■ **Goal**: In the records below, put the lines from the line with "11:42:19 PMbrogers1@aggies.nca… [450,366,1305,385]" up to and including the line with "list-item[interactable]: 9 liliacrew@comcast.net:339658Lc" into a JSON list of strings, one string per line, skipping any blank lines.

■ **Dataset entries**:

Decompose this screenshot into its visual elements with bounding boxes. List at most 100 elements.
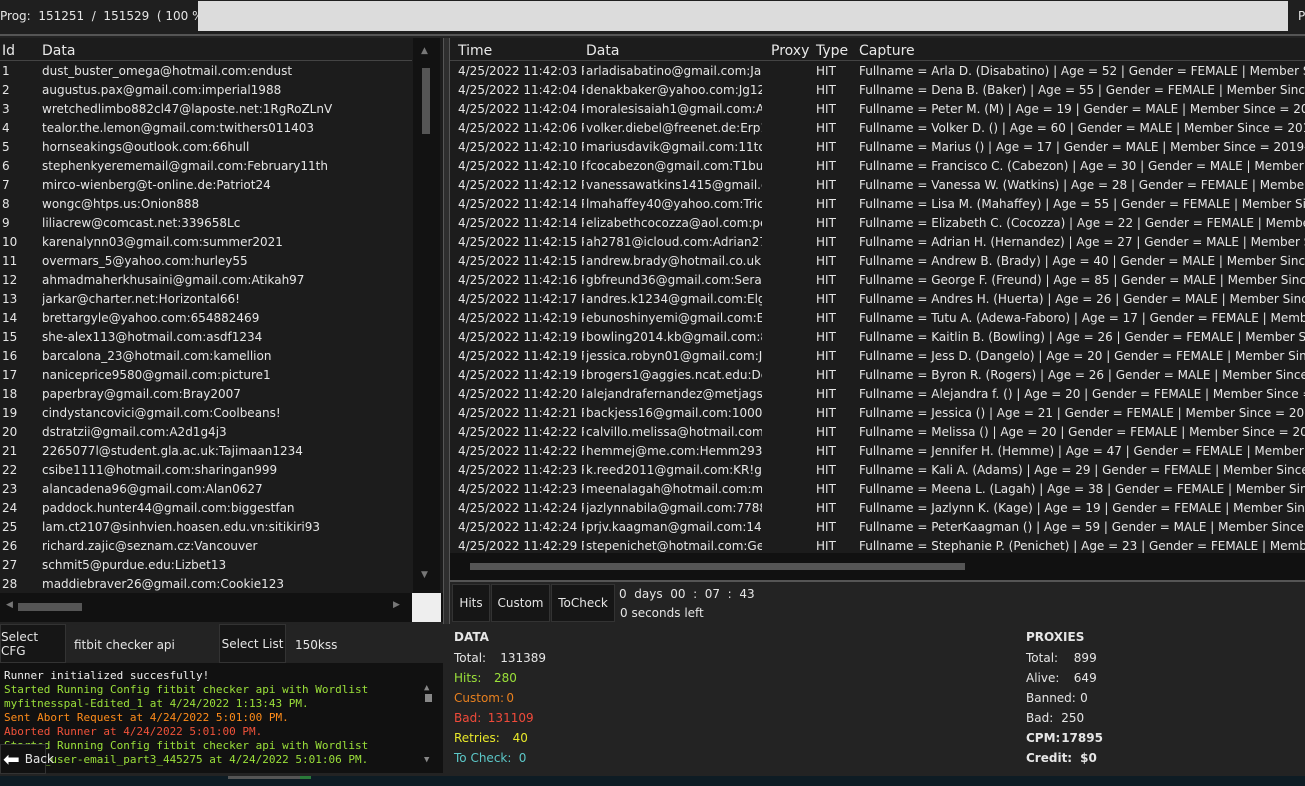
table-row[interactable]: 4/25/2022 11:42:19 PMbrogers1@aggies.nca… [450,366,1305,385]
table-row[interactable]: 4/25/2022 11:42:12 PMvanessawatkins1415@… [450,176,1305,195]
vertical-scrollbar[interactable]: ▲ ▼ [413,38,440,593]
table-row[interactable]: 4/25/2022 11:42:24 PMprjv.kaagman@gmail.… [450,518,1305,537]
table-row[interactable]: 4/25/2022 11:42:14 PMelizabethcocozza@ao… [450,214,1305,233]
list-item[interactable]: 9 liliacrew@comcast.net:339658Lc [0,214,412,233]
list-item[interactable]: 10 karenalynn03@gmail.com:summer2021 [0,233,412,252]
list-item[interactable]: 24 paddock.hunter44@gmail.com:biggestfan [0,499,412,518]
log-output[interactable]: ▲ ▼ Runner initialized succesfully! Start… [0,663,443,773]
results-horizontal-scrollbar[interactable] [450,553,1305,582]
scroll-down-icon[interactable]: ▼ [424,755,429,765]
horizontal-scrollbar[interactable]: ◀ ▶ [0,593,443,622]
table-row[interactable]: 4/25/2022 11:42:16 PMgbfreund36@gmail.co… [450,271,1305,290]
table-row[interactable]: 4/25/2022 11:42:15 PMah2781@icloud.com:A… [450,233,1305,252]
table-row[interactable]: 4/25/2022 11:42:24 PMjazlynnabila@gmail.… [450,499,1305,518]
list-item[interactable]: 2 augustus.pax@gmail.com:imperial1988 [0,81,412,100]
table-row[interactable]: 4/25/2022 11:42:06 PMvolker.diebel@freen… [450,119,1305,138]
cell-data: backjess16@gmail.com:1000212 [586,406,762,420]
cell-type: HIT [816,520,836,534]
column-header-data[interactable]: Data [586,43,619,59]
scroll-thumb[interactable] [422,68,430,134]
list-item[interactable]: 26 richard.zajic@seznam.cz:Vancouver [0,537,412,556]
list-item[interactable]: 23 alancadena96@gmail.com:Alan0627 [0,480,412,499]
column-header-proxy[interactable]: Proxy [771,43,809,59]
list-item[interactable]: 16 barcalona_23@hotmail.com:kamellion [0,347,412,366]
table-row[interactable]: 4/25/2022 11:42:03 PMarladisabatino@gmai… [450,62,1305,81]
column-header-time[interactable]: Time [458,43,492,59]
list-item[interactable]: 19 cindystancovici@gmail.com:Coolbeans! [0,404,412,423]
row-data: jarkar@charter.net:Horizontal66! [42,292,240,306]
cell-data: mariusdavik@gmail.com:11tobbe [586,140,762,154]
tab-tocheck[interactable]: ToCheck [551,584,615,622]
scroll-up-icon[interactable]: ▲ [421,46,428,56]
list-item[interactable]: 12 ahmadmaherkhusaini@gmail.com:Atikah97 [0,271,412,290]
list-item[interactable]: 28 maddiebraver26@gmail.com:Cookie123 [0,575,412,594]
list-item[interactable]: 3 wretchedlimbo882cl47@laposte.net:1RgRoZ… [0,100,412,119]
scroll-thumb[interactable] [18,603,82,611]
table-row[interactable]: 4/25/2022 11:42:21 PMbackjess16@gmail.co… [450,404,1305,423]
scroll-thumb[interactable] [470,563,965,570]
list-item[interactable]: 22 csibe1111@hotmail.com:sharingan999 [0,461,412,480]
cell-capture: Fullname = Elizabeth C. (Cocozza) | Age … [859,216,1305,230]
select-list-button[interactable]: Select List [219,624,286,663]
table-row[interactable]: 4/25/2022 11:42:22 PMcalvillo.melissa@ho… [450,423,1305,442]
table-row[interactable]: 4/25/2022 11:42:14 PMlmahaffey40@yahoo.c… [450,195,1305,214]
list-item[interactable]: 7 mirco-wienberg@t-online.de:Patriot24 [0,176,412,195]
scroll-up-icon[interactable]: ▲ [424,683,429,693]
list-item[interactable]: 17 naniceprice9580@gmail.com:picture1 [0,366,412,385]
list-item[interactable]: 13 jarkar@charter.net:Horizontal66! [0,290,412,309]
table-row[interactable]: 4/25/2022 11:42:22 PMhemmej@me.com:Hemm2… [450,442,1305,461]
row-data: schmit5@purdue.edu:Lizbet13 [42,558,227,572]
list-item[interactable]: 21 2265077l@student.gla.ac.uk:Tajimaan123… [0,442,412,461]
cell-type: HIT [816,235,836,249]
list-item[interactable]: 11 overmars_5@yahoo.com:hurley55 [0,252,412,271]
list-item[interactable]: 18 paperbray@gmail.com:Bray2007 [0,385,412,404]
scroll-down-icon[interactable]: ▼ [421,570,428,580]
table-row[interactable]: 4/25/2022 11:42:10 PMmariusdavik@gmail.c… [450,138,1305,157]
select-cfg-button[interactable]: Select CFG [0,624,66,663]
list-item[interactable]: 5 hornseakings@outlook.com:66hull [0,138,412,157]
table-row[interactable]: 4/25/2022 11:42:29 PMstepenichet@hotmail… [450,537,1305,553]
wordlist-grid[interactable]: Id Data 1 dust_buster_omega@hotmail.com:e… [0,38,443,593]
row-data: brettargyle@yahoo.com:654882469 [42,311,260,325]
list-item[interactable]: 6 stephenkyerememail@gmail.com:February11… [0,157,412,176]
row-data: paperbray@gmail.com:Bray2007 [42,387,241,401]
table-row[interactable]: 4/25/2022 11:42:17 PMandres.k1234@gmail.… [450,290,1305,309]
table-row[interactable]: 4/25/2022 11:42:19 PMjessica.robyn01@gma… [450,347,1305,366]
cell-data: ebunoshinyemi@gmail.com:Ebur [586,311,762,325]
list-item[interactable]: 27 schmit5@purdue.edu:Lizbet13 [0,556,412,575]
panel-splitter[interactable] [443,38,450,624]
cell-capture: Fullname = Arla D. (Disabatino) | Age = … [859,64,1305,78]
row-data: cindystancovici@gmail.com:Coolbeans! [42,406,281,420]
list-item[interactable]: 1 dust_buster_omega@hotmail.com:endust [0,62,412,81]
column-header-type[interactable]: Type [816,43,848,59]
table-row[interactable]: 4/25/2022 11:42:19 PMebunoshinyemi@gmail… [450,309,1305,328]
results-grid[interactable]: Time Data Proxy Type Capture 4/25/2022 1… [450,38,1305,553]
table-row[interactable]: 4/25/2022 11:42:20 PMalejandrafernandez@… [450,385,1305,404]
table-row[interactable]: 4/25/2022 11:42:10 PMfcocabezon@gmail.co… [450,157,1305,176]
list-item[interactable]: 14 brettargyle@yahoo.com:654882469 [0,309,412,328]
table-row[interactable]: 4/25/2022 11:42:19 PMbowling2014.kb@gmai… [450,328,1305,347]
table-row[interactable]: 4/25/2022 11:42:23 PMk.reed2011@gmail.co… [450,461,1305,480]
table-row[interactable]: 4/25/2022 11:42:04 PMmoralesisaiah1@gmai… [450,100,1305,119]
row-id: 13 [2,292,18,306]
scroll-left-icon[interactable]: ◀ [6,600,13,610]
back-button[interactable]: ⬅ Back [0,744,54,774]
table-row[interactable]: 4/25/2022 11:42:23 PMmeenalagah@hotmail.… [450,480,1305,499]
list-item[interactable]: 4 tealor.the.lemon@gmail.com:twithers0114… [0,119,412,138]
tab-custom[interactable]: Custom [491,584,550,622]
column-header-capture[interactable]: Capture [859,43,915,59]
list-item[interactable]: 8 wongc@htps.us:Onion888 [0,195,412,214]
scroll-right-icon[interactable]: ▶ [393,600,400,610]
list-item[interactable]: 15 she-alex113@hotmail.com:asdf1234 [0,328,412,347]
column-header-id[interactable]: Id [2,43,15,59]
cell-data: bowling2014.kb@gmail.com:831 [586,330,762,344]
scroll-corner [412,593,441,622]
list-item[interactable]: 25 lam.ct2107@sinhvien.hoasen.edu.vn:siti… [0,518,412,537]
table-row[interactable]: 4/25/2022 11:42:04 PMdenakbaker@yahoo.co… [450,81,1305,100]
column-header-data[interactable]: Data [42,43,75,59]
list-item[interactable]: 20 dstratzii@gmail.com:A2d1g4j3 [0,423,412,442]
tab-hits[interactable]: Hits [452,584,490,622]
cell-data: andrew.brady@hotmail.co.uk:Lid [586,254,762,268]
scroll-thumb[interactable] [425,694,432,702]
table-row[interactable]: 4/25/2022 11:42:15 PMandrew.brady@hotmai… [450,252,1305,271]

...

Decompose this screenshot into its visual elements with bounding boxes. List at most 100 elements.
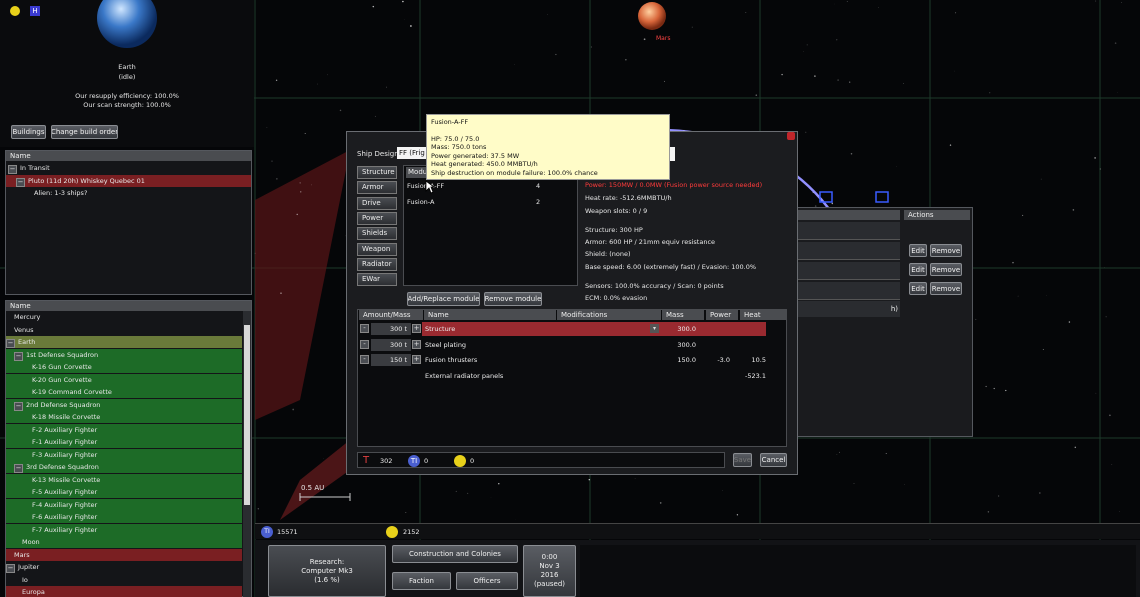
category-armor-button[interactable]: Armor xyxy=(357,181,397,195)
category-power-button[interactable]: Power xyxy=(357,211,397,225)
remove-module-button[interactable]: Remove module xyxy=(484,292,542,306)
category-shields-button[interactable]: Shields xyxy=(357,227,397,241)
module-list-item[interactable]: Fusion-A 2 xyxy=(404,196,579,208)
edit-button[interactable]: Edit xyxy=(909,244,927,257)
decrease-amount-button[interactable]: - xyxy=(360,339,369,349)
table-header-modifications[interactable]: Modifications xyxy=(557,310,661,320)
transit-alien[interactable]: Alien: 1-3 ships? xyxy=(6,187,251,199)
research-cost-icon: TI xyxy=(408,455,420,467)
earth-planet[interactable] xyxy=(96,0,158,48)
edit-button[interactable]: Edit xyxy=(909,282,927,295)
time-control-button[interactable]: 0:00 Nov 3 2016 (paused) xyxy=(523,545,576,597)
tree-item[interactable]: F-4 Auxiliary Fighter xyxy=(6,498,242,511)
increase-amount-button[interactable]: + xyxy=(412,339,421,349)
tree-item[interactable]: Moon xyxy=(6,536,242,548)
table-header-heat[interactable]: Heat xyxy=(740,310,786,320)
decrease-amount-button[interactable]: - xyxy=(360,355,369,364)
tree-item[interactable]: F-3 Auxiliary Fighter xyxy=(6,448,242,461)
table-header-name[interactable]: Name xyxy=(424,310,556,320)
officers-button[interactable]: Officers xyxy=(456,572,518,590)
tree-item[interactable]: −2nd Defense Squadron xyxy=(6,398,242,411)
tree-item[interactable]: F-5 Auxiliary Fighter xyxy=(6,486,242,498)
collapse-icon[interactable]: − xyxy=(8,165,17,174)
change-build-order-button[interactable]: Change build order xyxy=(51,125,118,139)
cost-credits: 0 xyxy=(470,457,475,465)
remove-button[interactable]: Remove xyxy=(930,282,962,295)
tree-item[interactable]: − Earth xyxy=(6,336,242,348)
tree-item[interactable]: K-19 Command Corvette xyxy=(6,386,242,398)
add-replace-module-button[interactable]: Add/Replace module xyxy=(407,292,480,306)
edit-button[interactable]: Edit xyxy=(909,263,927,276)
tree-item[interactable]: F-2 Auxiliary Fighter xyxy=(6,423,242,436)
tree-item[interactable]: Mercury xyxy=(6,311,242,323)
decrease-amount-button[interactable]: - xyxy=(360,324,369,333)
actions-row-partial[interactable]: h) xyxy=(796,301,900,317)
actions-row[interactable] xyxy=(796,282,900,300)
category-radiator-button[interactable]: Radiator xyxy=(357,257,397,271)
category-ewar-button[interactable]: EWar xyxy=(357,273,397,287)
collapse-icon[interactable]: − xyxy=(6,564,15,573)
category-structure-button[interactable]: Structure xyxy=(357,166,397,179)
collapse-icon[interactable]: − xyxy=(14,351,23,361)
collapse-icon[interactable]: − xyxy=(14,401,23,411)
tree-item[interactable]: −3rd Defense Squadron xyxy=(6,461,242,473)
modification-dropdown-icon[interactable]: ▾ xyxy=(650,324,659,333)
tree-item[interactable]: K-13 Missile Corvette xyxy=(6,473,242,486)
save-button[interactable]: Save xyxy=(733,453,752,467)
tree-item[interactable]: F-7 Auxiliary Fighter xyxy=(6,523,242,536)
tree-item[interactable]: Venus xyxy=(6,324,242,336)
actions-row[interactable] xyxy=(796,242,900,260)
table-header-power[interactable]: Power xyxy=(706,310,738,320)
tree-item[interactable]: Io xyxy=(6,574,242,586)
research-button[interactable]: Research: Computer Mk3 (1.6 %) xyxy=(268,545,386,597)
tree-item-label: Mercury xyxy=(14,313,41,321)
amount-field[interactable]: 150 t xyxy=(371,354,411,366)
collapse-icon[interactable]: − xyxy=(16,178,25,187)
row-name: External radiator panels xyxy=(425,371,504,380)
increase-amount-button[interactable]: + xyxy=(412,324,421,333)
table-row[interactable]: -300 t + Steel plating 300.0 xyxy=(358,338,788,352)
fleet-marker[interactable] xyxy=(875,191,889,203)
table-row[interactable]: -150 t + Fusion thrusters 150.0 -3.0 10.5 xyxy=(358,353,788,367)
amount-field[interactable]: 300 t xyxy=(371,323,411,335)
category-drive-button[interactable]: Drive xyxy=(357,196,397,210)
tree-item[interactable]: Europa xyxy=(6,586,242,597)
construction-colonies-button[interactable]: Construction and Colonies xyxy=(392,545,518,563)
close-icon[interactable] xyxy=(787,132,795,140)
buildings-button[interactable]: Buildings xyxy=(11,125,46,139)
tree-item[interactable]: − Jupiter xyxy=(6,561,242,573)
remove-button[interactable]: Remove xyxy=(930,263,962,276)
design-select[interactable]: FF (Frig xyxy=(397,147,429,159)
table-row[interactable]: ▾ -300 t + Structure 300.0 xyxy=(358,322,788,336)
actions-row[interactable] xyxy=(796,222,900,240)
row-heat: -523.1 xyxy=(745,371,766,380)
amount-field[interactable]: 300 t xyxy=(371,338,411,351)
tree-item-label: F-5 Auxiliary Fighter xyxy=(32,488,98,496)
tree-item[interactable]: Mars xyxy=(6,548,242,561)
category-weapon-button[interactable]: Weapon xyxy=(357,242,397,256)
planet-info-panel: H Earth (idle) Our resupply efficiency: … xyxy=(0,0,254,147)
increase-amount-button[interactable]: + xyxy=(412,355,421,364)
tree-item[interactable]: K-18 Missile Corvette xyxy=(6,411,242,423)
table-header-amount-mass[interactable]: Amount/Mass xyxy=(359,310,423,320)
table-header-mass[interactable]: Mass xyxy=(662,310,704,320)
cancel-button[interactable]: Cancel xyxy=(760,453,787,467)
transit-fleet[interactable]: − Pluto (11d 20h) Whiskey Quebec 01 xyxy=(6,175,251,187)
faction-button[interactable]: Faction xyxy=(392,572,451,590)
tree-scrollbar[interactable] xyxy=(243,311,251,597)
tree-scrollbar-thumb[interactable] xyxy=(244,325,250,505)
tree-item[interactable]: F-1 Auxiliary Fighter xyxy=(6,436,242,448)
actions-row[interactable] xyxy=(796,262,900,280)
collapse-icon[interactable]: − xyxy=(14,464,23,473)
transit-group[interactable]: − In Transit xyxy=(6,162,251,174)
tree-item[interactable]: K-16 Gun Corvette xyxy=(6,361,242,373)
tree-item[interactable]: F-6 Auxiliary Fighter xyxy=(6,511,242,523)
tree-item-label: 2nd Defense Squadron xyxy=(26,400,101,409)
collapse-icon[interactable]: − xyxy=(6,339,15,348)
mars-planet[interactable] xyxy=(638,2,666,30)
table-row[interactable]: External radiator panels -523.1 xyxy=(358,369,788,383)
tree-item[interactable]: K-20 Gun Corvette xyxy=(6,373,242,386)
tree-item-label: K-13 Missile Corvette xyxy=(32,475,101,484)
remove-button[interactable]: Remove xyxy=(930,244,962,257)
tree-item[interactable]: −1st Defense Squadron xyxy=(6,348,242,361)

■ **Solution**:
[
  "table-row[interactable]: 4/25/2022 11:42:19 PMbrogers1@aggies.nca… [450,366,1305,385]",
  "table-row[interactable]: 4/25/2022 11:42:12 PMvanessawatkins1415@… [450,176,1305,195]",
  "vertical-scrollbar[interactable]: ▲ ▼ [413,38,440,593]",
  "table-row[interactable]: 4/25/2022 11:42:24 PMprjv.kaagman@gmail.… [450,518,1305,537]",
  "table-row[interactable]: 4/25/2022 11:42:14 PMelizabethcocozza@ao… [450,214,1305,233]",
  "list-item[interactable]: 9 liliacrew@comcast.net:339658Lc [0,214,412,233]"
]